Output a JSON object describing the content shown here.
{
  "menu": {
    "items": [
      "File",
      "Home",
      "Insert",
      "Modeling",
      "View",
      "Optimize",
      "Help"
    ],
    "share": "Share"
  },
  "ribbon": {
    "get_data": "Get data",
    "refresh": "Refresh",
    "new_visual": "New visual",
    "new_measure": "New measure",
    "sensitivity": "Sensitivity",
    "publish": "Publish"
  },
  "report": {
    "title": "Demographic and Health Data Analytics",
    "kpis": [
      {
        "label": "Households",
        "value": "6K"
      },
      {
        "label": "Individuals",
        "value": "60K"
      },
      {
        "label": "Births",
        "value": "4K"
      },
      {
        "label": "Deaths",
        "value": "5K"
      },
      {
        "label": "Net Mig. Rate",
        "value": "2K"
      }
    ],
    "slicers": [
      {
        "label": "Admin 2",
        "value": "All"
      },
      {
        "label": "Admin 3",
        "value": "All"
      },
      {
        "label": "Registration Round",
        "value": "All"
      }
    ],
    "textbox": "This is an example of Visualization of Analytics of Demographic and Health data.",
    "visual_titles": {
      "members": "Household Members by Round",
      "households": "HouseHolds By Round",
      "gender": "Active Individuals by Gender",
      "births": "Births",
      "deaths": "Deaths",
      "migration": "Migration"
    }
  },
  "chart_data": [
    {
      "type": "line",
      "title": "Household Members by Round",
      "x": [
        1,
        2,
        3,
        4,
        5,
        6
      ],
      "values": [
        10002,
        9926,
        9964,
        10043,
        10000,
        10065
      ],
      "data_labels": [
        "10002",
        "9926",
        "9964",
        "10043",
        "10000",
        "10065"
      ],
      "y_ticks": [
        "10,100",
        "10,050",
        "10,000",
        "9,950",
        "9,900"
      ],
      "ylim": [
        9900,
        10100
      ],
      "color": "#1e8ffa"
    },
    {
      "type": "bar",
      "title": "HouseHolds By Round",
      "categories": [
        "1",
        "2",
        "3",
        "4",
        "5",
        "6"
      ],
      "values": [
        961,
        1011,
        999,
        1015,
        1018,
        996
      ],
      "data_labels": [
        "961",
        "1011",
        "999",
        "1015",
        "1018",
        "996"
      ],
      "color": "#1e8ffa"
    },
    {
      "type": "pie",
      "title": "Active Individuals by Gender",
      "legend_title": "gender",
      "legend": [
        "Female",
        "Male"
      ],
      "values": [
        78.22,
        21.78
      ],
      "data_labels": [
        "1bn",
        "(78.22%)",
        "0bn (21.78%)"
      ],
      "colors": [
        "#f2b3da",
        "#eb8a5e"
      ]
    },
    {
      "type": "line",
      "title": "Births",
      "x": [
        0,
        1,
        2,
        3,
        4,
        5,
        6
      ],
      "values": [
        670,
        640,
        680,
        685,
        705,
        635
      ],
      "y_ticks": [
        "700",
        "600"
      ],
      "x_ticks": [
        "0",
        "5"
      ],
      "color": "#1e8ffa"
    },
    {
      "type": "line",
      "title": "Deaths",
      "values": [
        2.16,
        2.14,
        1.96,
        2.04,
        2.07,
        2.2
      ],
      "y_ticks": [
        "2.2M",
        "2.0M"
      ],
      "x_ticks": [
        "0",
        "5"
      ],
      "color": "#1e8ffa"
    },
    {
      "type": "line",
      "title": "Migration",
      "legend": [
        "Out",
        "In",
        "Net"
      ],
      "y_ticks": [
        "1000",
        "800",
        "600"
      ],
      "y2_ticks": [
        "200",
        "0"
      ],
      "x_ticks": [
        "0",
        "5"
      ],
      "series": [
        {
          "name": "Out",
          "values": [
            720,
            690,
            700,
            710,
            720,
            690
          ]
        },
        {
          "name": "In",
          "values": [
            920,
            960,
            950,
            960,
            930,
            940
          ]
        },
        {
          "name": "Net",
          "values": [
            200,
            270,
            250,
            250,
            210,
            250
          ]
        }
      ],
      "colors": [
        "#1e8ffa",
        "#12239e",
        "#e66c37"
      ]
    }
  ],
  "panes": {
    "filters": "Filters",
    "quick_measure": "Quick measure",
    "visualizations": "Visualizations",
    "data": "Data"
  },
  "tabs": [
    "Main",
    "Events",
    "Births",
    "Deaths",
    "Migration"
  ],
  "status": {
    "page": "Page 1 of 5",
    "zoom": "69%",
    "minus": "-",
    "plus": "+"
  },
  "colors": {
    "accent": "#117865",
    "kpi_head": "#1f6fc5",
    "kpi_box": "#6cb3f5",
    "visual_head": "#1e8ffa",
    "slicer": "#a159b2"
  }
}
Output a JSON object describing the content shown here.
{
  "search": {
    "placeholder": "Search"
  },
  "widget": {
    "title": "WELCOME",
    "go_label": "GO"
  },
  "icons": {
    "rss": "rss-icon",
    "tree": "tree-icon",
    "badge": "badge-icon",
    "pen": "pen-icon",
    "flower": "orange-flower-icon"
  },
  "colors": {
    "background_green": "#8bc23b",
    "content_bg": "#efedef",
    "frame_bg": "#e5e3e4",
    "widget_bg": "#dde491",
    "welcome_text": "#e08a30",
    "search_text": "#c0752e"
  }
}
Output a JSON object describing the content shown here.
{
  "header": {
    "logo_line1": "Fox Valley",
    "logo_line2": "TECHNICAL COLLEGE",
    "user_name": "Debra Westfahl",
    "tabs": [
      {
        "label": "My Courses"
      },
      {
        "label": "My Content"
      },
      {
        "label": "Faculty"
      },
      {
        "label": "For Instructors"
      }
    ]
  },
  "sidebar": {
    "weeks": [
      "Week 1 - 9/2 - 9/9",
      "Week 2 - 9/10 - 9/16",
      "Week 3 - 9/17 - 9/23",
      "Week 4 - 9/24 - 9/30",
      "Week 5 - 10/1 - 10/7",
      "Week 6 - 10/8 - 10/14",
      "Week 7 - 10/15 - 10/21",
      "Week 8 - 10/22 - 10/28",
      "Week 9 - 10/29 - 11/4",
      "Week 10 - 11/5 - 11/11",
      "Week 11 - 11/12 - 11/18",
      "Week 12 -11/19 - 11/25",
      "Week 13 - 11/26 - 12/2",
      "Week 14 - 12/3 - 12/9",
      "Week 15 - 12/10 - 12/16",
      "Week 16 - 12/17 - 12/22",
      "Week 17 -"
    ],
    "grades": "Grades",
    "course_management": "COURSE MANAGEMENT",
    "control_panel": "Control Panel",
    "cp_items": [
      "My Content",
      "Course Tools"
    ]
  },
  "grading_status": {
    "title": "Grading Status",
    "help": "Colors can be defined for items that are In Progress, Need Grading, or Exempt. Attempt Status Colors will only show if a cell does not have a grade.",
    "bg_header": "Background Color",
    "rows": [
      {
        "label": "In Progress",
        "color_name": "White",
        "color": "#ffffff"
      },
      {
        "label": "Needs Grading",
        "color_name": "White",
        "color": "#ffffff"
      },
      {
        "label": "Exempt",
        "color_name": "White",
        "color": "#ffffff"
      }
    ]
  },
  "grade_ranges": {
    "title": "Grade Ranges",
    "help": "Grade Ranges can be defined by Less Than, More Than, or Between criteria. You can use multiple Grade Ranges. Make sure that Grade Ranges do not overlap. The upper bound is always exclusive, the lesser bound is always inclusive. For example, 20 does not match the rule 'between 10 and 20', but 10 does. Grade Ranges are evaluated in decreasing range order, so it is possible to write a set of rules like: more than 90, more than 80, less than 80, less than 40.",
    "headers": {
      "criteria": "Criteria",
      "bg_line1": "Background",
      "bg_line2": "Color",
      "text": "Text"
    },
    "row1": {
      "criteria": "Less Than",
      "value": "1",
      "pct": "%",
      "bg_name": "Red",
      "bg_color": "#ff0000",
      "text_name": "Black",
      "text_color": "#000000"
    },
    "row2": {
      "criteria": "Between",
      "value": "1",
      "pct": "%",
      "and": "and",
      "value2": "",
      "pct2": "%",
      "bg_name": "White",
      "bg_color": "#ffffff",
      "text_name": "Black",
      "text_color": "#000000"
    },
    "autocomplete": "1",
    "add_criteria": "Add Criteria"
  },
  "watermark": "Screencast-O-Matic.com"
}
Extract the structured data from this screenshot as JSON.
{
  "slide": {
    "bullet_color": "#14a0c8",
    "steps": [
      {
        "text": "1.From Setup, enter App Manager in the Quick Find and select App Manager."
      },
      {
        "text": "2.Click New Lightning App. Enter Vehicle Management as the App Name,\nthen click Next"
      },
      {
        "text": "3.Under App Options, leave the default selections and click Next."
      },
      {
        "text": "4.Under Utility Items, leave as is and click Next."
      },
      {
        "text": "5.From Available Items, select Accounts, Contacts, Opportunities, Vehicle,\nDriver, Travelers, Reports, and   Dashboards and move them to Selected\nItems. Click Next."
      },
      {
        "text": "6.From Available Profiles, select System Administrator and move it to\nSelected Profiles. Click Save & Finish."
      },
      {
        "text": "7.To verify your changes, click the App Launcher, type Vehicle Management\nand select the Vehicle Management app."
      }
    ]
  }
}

# Stated goal
Which lines in the listing above hold the word "move"? Show each of them.

# Answer for this exercise
        "text": "5.From Available Items, select Accounts, Contacts, Opportunities, Vehicle,\nDriver, Travelers, Reports, and   Dashboards and move them to Selected\nItems. Click Next."
        "text": "6.From Available Profiles, select System Administrator and move it to\nSelected Profiles. Click Save & Finish."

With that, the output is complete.